• SET PROBLEM:
Copy out every line in which the string "page" occurs.

## begin INPUT FOR THIS TASK

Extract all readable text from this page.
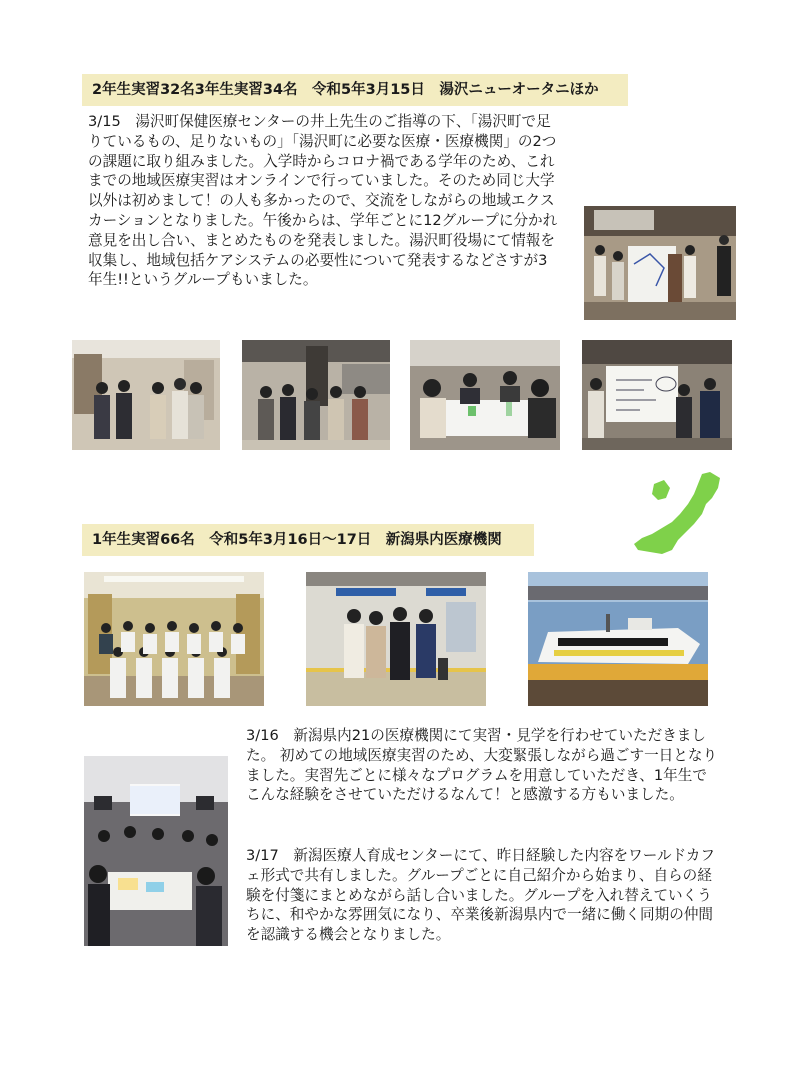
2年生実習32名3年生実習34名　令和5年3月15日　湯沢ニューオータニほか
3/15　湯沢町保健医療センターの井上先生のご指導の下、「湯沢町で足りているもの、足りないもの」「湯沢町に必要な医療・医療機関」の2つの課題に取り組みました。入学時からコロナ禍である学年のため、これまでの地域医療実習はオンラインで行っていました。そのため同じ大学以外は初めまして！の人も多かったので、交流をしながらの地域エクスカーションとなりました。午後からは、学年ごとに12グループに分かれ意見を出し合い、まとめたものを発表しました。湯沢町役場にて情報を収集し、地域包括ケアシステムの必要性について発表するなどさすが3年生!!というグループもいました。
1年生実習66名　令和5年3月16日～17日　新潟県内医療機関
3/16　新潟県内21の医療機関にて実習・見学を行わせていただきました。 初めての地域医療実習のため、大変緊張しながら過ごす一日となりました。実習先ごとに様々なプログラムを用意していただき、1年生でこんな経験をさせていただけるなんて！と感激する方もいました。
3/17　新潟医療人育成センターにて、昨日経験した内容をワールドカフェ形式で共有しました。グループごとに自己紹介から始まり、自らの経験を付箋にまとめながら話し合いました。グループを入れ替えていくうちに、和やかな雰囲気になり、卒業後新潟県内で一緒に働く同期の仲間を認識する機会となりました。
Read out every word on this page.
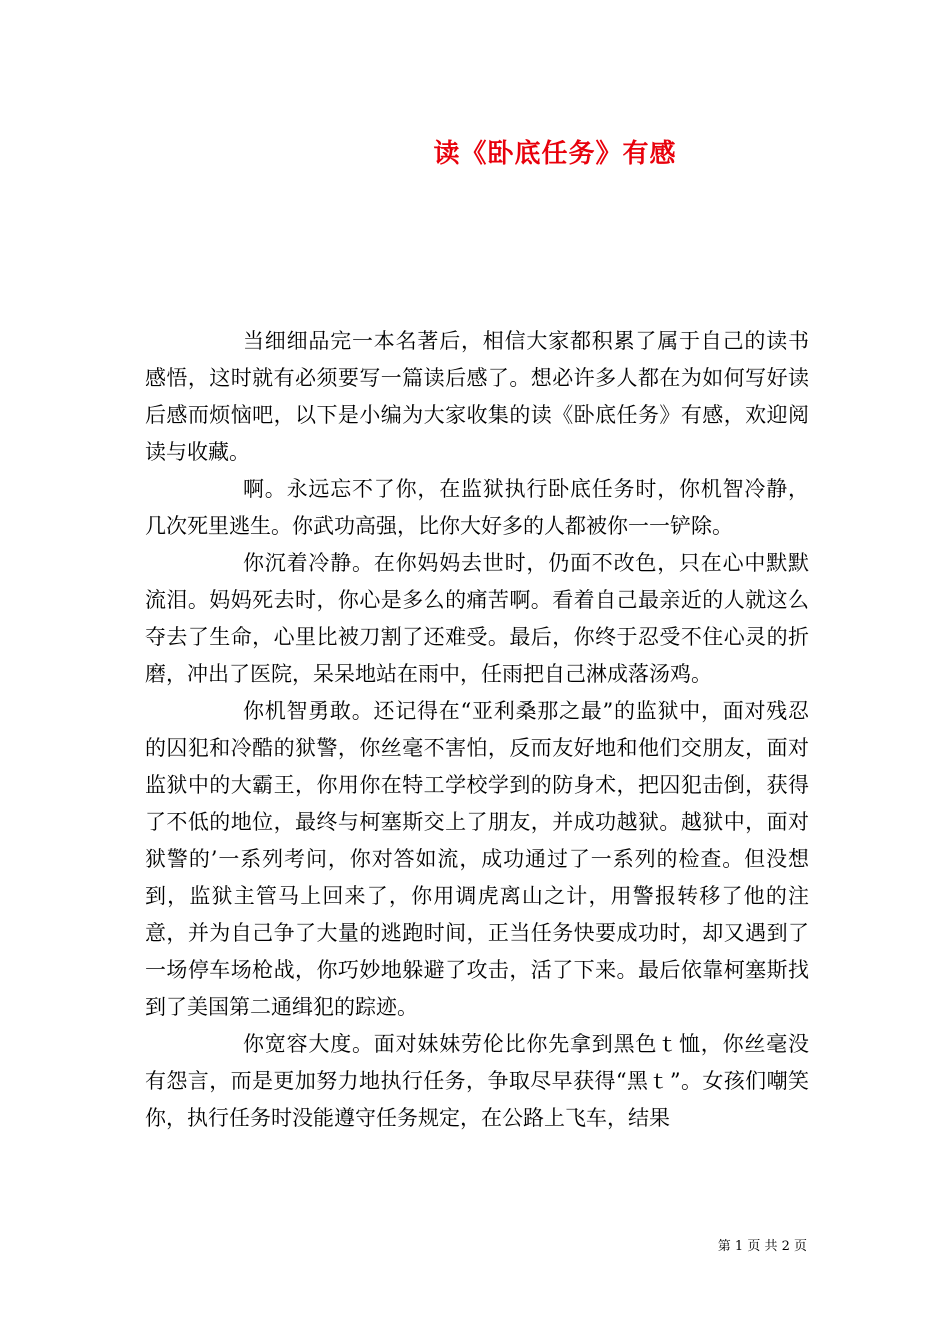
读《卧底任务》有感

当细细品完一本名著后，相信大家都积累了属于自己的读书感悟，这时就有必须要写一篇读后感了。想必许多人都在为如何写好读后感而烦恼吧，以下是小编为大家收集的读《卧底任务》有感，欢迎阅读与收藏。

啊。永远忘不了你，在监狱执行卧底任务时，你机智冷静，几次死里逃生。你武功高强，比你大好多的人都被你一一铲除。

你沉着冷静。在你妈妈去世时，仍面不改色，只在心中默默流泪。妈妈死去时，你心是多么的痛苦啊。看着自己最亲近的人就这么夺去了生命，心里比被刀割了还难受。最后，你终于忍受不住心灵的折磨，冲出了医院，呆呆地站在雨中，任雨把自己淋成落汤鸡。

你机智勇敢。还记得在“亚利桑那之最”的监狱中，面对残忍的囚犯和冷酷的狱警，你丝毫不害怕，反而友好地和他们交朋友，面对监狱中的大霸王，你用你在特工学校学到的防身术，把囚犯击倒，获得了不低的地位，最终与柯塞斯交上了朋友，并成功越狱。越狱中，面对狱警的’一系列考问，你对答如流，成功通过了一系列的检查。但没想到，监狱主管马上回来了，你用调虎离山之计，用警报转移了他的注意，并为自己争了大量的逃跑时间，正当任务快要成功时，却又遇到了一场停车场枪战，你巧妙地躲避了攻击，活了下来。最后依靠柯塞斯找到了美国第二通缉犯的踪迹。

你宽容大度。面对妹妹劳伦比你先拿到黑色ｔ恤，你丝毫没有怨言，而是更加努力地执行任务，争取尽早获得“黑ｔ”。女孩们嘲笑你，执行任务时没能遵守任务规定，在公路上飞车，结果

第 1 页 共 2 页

## end INPUT FOR THIS TASK

• ANSWER TO THE TASK:
Extract all readable text from this page.
Read out every word on this page.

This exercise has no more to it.